[Data items]
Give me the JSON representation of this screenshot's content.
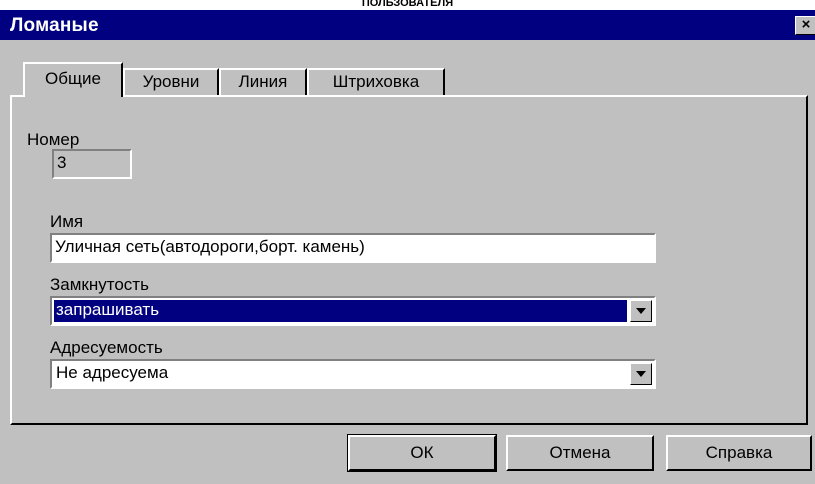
{
  "doc_header": "ПОЛЬЗОВАТЕЛЯ",
  "window": {
    "title": "Ломаные",
    "close_label": "×"
  },
  "tabs": [
    {
      "label": "Общие",
      "active": true
    },
    {
      "label": "Уровни",
      "active": false
    },
    {
      "label": "Линия",
      "active": false
    },
    {
      "label": "Штриховка",
      "active": false
    }
  ],
  "general": {
    "number_label": "Номер",
    "number_value": "3",
    "name_label": "Имя",
    "name_value": "Уличная сеть(автодороги,борт. камень)",
    "closure_label": "Замкнутость",
    "closure_value": "запрашивать",
    "addressable_label": "Адресуемость",
    "addressable_value": "Не адресуема"
  },
  "buttons": {
    "ok": "ОК",
    "cancel": "Отмена",
    "help": "Справка"
  },
  "colors": {
    "titlebar": "#000080",
    "face": "#c0c0c0",
    "selection": "#000080"
  }
}
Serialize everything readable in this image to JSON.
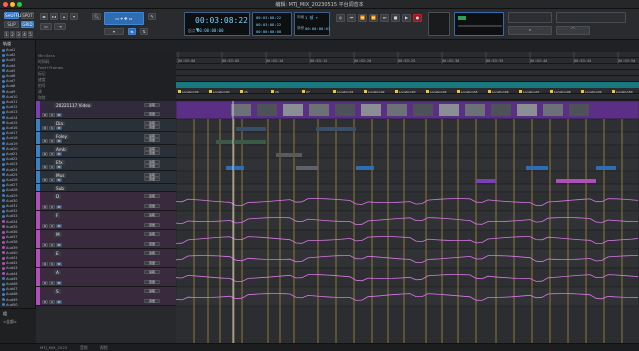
{
  "window": {
    "title": "编辑: MTJ_MIX_20230515 平台调音本"
  },
  "transport": {
    "main_counter": "00:03:08:22 ▾",
    "sub_counter_label": "起点",
    "sub_counter": "00:00:00:00",
    "start": "00:03:08:22",
    "end": "00:03:08:22",
    "length": "00:00:00:00",
    "nudge": "00:00:00:01",
    "grid": "1 帧 ▾",
    "nudge_label": "微移",
    "grid_label": "网格"
  },
  "toolbar": {
    "mode_labels": [
      "SHUFFLE",
      "SPOT",
      "SLIP",
      "GRID"
    ],
    "zoom_presets": [
      "1",
      "2",
      "3",
      "4",
      "5"
    ],
    "cursor_label": "▾"
  },
  "left_panel": {
    "header": "轨道",
    "tracks": [
      "Aud1",
      "Aud2",
      "Aud3",
      "Aud4",
      "Aud5",
      "Aud6",
      "Aud7",
      "Aud8",
      "Aud9",
      "Aud10",
      "Aud11",
      "Aud12",
      "Aud13",
      "Aud14",
      "Aud15",
      "Aud16",
      "Aud17",
      "Aud18",
      "Aud19",
      "Aud20",
      "Aud21",
      "Aud22",
      "Aud23",
      "Aud24",
      "Aud25",
      "Aud26",
      "Aud27",
      "Aud28",
      "Aud29",
      "Aud30",
      "Aud31",
      "Aud32",
      "Aud33",
      "Aud34",
      "Aud35",
      "Aud36",
      "Aud37",
      "Aud38",
      "Aud39",
      "Aud40",
      "Aud41",
      "Aud42",
      "Aud43",
      "Aud44",
      "Aud45",
      "Aud46",
      "Aud47",
      "Aud48",
      "Aud49",
      "Aud50"
    ],
    "groups_header": "组",
    "groups": [
      "<全部>"
    ]
  },
  "rulers": {
    "rows": [
      "Min:Secs",
      "时间码",
      "Feet+Frames",
      "标记",
      "速度",
      "拍号",
      "调",
      "和弦"
    ],
    "timecodes": [
      "00:03:00",
      "00:03:05",
      "00:03:10",
      "00:03:15",
      "00:03:20",
      "00:03:25",
      "00:03:30",
      "00:03:35",
      "00:03:40",
      "00:03:45",
      "00:03:50"
    ],
    "markers": [
      "Location39",
      "Location40",
      "25",
      "26",
      "27",
      "Location41",
      "Location42",
      "Location43",
      "Location44",
      "Location45",
      "Location46",
      "Location47",
      "Location48",
      "Location49",
      "Location50"
    ]
  },
  "tracks": [
    {
      "name": "20221117 Video",
      "type": "video",
      "color": "#7a3fb6",
      "height": 18
    },
    {
      "name": "Dia",
      "type": "audio",
      "color": "#3b7fc4",
      "height": 13
    },
    {
      "name": "Foley",
      "type": "audio",
      "color": "#3b7fc4",
      "height": 13
    },
    {
      "name": "Amb",
      "type": "audio",
      "color": "#3b7fc4",
      "height": 13
    },
    {
      "name": "Efx",
      "type": "audio",
      "color": "#3b7fc4",
      "height": 13
    },
    {
      "name": "Mus",
      "type": "audio",
      "color": "#3b7fc4",
      "height": 13
    },
    {
      "name": "Sub",
      "type": "audio",
      "color": "#3b7fc4",
      "height": 8
    },
    {
      "name": "D",
      "type": "aux",
      "color": "#b04fb9",
      "height": 19
    },
    {
      "name": "F",
      "type": "aux",
      "color": "#b04fb9",
      "height": 19
    },
    {
      "name": "M",
      "type": "aux",
      "color": "#b04fb9",
      "height": 19
    },
    {
      "name": "E",
      "type": "aux",
      "color": "#b04fb9",
      "height": 19
    },
    {
      "name": "A",
      "type": "aux",
      "color": "#b04fb9",
      "height": 19
    },
    {
      "name": "S",
      "type": "aux",
      "color": "#b04fb9",
      "height": 19
    }
  ],
  "track_header_labels": {
    "input": "输入 A 8",
    "output": "输入 A 2",
    "mode": "读取",
    "vol": "音量"
  },
  "bottom": {
    "tabs": [
      "MTJ_MIX_2023",
      "音频",
      "视频"
    ]
  },
  "colors": {
    "accent": "#2f6db3",
    "aux": "#b04fb9",
    "audio": "#3b7fc4",
    "video": "#7a3fb6",
    "marker": "#e6c84b"
  }
}
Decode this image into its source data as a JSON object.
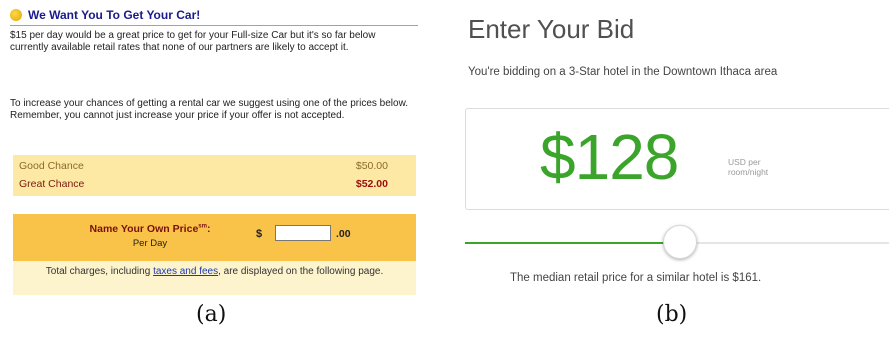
{
  "panel_a": {
    "title": "We Want You To Get Your Car!",
    "paragraph1": "$15 per day would be a great price to get for your Full-size Car but it's so far below currently available retail rates that none of our partners are likely to accept it.",
    "paragraph2": "To increase your chances of getting a rental car we suggest using one of the prices below. Remember, you cannot just increase your price if your offer is not accepted.",
    "options": [
      {
        "label": "Good Chance",
        "price": "$50.00"
      },
      {
        "label": "Great Chance",
        "price": "$52.00"
      }
    ],
    "name_price_label": "Name Your Own Price",
    "name_price_mark": "sm",
    "name_price_colon": ":",
    "per_day": "Per Day",
    "currency_symbol": "$",
    "price_value": "",
    "cents": ".00",
    "total_before": "Total charges, including ",
    "total_link": "taxes and fees",
    "total_after": ", are displayed on the following page.",
    "caption": "(a)"
  },
  "panel_b": {
    "heading": "Enter Your Bid",
    "subtitle": "You're bidding on a 3-Star hotel in the Downtown Ithaca area",
    "bid_amount": "$128",
    "unit_line1": "USD per",
    "unit_line2": "room/night",
    "slider_fraction": 0.5,
    "median_text": "The median retail price for a similar hotel is $161.",
    "accent_color": "#3aa52a",
    "caption": "(b)"
  }
}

→ Required task: Transcribe all the lines above exactly, apart from the pictures.

→ Task solution:
Give me the JSON representation of this screenshot's content.
{
  "doc_header": "ПОЛЬЗОВАТЕЛЯ",
  "window": {
    "title": "Ломаные",
    "close_label": "×"
  },
  "tabs": [
    {
      "label": "Общие",
      "active": true
    },
    {
      "label": "Уровни",
      "active": false
    },
    {
      "label": "Линия",
      "active": false
    },
    {
      "label": "Штриховка",
      "active": false
    }
  ],
  "general": {
    "number_label": "Номер",
    "number_value": "3",
    "name_label": "Имя",
    "name_value": "Уличная сеть(автодороги,борт. камень)",
    "closure_label": "Замкнутость",
    "closure_value": "запрашивать",
    "addressable_label": "Адресуемость",
    "addressable_value": "Не адресуема"
  },
  "buttons": {
    "ok": "ОК",
    "cancel": "Отмена",
    "help": "Справка"
  },
  "colors": {
    "titlebar": "#000080",
    "face": "#c0c0c0",
    "selection": "#000080"
  }
}
Serialize everything readable in this image to JSON.
{
  "window": {
    "title": "编辑: MTJ_MIX_20230515 平台调音本"
  },
  "transport": {
    "main_counter": "00:03:08:22 ▾",
    "sub_counter_label": "起点",
    "sub_counter": "00:00:00:00",
    "start": "00:03:08:22",
    "end": "00:03:08:22",
    "length": "00:00:00:00",
    "nudge": "00:00:00:01",
    "grid": "1 帧 ▾",
    "nudge_label": "微移",
    "grid_label": "网格"
  },
  "toolbar": {
    "mode_labels": [
      "SHUFFLE",
      "SPOT",
      "SLIP",
      "GRID"
    ],
    "zoom_presets": [
      "1",
      "2",
      "3",
      "4",
      "5"
    ],
    "cursor_label": "▾"
  },
  "left_panel": {
    "header": "轨道",
    "tracks": [
      "Aud1",
      "Aud2",
      "Aud3",
      "Aud4",
      "Aud5",
      "Aud6",
      "Aud7",
      "Aud8",
      "Aud9",
      "Aud10",
      "Aud11",
      "Aud12",
      "Aud13",
      "Aud14",
      "Aud15",
      "Aud16",
      "Aud17",
      "Aud18",
      "Aud19",
      "Aud20",
      "Aud21",
      "Aud22",
      "Aud23",
      "Aud24",
      "Aud25",
      "Aud26",
      "Aud27",
      "Aud28",
      "Aud29",
      "Aud30",
      "Aud31",
      "Aud32",
      "Aud33",
      "Aud34",
      "Aud35",
      "Aud36",
      "Aud37",
      "Aud38",
      "Aud39",
      "Aud40",
      "Aud41",
      "Aud42",
      "Aud43",
      "Aud44",
      "Aud45",
      "Aud46",
      "Aud47",
      "Aud48",
      "Aud49",
      "Aud50"
    ],
    "groups_header": "组",
    "groups": [
      "<全部>"
    ]
  },
  "rulers": {
    "rows": [
      "Min:Secs",
      "时间码",
      "Feet+Frames",
      "标记",
      "速度",
      "拍号",
      "调",
      "和弦"
    ],
    "timecodes": [
      "00:03:00",
      "00:03:05",
      "00:03:10",
      "00:03:15",
      "00:03:20",
      "00:03:25",
      "00:03:30",
      "00:03:35",
      "00:03:40",
      "00:03:45",
      "00:03:50"
    ],
    "markers": [
      "Location39",
      "Location40",
      "25",
      "26",
      "27",
      "Location41",
      "Location42",
      "Location43",
      "Location44",
      "Location45",
      "Location46",
      "Location47",
      "Location48",
      "Location49",
      "Location50"
    ]
  },
  "tracks": [
    {
      "name": "20221117 Video",
      "type": "video",
      "color": "#7a3fb6",
      "height": 18
    },
    {
      "name": "Dia",
      "type": "audio",
      "color": "#3b7fc4",
      "height": 13
    },
    {
      "name": "Foley",
      "type": "audio",
      "color": "#3b7fc4",
      "height": 13
    },
    {
      "name": "Amb",
      "type": "audio",
      "color": "#3b7fc4",
      "height": 13
    },
    {
      "name": "Efx",
      "type": "audio",
      "color": "#3b7fc4",
      "height": 13
    },
    {
      "name": "Mus",
      "type": "audio",
      "color": "#3b7fc4",
      "height": 13
    },
    {
      "name": "Sub",
      "type": "audio",
      "color": "#3b7fc4",
      "height": 8
    },
    {
      "name": "D",
      "type": "aux",
      "color": "#b04fb9",
      "height": 19
    },
    {
      "name": "F",
      "type": "aux",
      "color": "#b04fb9",
      "height": 19
    },
    {
      "name": "M",
      "type": "aux",
      "color": "#b04fb9",
      "height": 19
    },
    {
      "name": "E",
      "type": "aux",
      "color": "#b04fb9",
      "height": 19
    },
    {
      "name": "A",
      "type": "aux",
      "color": "#b04fb9",
      "height": 19
    },
    {
      "name": "S",
      "type": "aux",
      "color": "#b04fb9",
      "height": 19
    }
  ],
  "track_header_labels": {
    "input": "输入 A 8",
    "output": "输入 A 2",
    "mode": "读取",
    "vol": "音量"
  },
  "bottom": {
    "tabs": [
      "MTJ_MIX_2023",
      "音频",
      "视频"
    ]
  },
  "colors": {
    "accent": "#2f6db3",
    "aux": "#b04fb9",
    "audio": "#3b7fc4",
    "video": "#7a3fb6",
    "marker": "#e6c84b"
  }
}
Decode this image into its source data as a JSON object.
{
  "panel_a": {
    "title": "We Want You To Get Your Car!",
    "paragraph1": "$15 per day would be a great price to get for your Full-size Car but it's so far below currently available retail rates that none of our partners are likely to accept it.",
    "paragraph2": "To increase your chances of getting a rental car we suggest using one of the prices below. Remember, you cannot just increase your price if your offer is not accepted.",
    "options": [
      {
        "label": "Good Chance",
        "price": "$50.00"
      },
      {
        "label": "Great Chance",
        "price": "$52.00"
      }
    ],
    "name_price_label": "Name Your Own Price",
    "name_price_mark": "sm",
    "name_price_colon": ":",
    "per_day": "Per Day",
    "currency_symbol": "$",
    "price_value": "",
    "cents": ".00",
    "total_before": "Total charges, including ",
    "total_link": "taxes and fees",
    "total_after": ", are displayed on the following page.",
    "caption": "(a)"
  },
  "panel_b": {
    "heading": "Enter Your Bid",
    "subtitle": "You're bidding on a 3-Star hotel in the Downtown Ithaca area",
    "bid_amount": "$128",
    "unit_line1": "USD per",
    "unit_line2": "room/night",
    "slider_fraction": 0.5,
    "median_text": "The median retail price for a similar hotel is $161.",
    "accent_color": "#3aa52a",
    "caption": "(b)"
  }
}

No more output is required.